● **Entries shown**

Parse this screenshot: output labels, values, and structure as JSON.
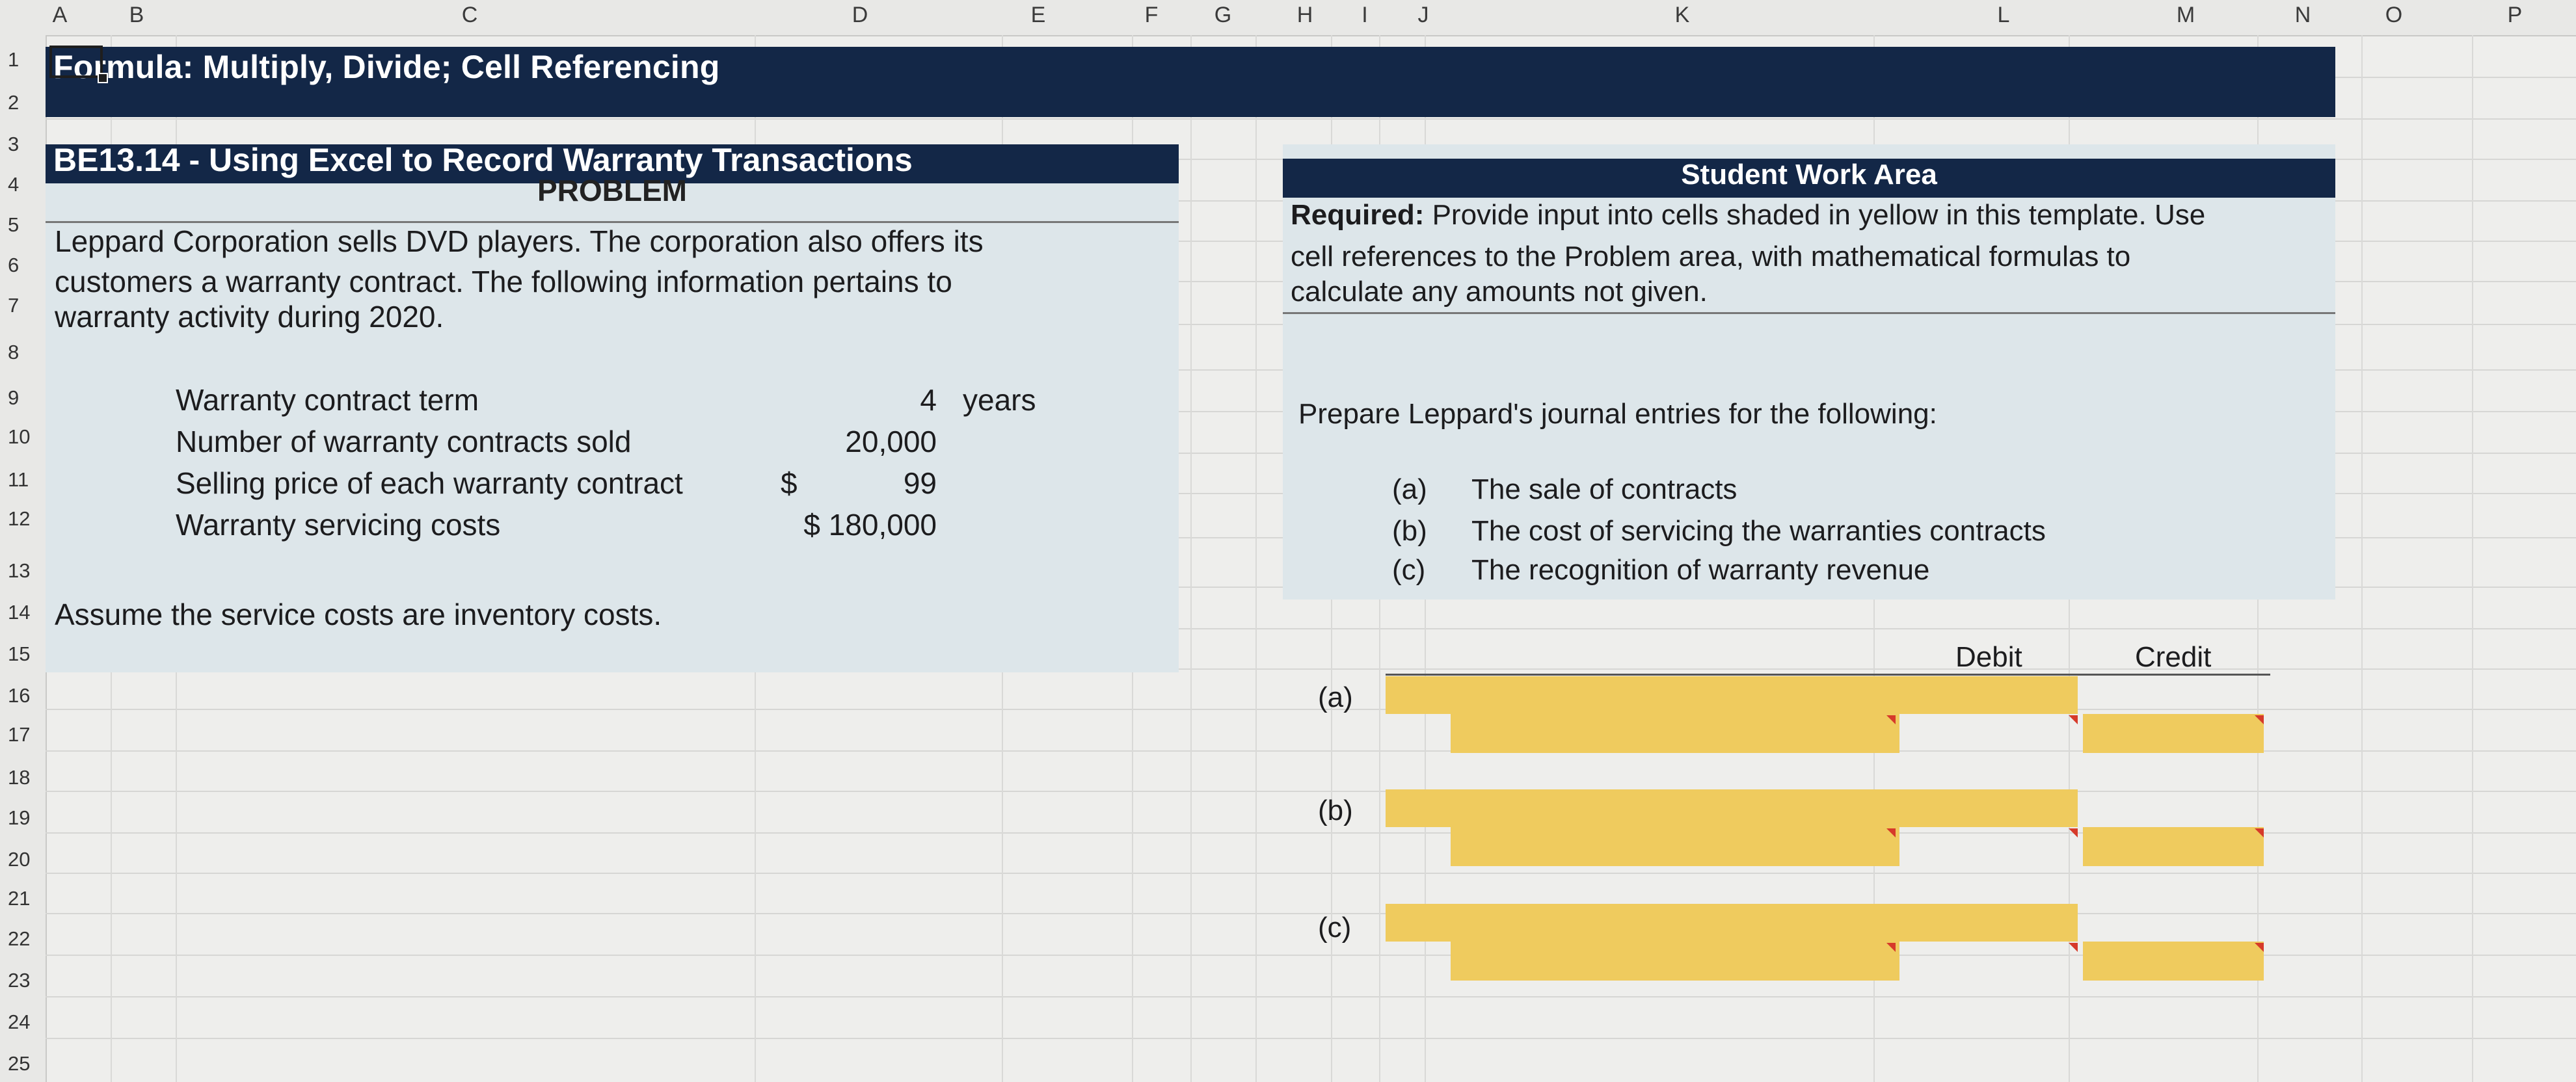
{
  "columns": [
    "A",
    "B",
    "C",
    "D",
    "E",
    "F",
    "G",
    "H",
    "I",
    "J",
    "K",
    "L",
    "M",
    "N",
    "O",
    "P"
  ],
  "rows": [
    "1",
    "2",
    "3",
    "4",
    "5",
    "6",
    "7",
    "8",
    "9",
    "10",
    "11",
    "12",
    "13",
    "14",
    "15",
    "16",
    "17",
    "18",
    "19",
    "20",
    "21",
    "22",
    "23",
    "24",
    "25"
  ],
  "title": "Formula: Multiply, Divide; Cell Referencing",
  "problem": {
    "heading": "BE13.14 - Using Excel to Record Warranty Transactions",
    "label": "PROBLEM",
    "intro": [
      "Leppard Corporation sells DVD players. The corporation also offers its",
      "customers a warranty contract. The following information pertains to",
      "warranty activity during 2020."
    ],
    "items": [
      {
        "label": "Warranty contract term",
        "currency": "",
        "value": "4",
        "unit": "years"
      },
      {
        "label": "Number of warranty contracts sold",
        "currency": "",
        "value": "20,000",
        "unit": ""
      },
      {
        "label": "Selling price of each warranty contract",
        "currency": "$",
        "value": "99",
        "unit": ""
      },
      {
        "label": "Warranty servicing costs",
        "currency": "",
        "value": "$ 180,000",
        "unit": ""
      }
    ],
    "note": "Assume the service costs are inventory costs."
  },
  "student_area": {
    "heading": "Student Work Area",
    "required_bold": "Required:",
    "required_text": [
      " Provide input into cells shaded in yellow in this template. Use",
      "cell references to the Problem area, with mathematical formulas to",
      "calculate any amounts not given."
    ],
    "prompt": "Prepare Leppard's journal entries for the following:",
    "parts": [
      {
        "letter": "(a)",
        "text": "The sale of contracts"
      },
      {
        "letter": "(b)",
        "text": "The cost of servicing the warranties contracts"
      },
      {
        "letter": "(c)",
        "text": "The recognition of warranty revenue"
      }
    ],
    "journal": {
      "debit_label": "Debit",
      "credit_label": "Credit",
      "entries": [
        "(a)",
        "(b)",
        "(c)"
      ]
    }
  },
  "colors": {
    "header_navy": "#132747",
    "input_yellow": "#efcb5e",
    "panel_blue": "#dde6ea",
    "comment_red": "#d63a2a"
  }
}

● **Activity**
Please copy out the material above exactly, with the images removed.

● **Solution for this exercise**
Parse this screenshot: output labels, values, and structure as JSON.
{
  "columns": [
    "A",
    "B",
    "C",
    "D",
    "E",
    "F",
    "G",
    "H",
    "I",
    "J",
    "K",
    "L",
    "M",
    "N",
    "O",
    "P"
  ],
  "rows": [
    "1",
    "2",
    "3",
    "4",
    "5",
    "6",
    "7",
    "8",
    "9",
    "10",
    "11",
    "12",
    "13",
    "14",
    "15",
    "16",
    "17",
    "18",
    "19",
    "20",
    "21",
    "22",
    "23",
    "24",
    "25"
  ],
  "title": "Formula: Multiply, Divide; Cell Referencing",
  "problem": {
    "heading": "BE13.14 - Using Excel to Record Warranty Transactions",
    "label": "PROBLEM",
    "intro": [
      "Leppard Corporation sells DVD players. The corporation also offers its",
      "customers a warranty contract. The following information pertains to",
      "warranty activity during 2020."
    ],
    "items": [
      {
        "label": "Warranty contract term",
        "currency": "",
        "value": "4",
        "unit": "years"
      },
      {
        "label": "Number of warranty contracts sold",
        "currency": "",
        "value": "20,000",
        "unit": ""
      },
      {
        "label": "Selling price of each warranty contract",
        "currency": "$",
        "value": "99",
        "unit": ""
      },
      {
        "label": "Warranty servicing costs",
        "currency": "",
        "value": "$ 180,000",
        "unit": ""
      }
    ],
    "note": "Assume the service costs are inventory costs."
  },
  "student_area": {
    "heading": "Student Work Area",
    "required_bold": "Required:",
    "required_text": [
      " Provide input into cells shaded in yellow in this template. Use",
      "cell references to the Problem area, with mathematical formulas to",
      "calculate any amounts not given."
    ],
    "prompt": "Prepare Leppard's journal entries for the following:",
    "parts": [
      {
        "letter": "(a)",
        "text": "The sale of contracts"
      },
      {
        "letter": "(b)",
        "text": "The cost of servicing the warranties contracts"
      },
      {
        "letter": "(c)",
        "text": "The recognition of warranty revenue"
      }
    ],
    "journal": {
      "debit_label": "Debit",
      "credit_label": "Credit",
      "entries": [
        "(a)",
        "(b)",
        "(c)"
      ]
    }
  },
  "colors": {
    "header_navy": "#132747",
    "input_yellow": "#efcb5e",
    "panel_blue": "#dde6ea",
    "comment_red": "#d63a2a"
  }
}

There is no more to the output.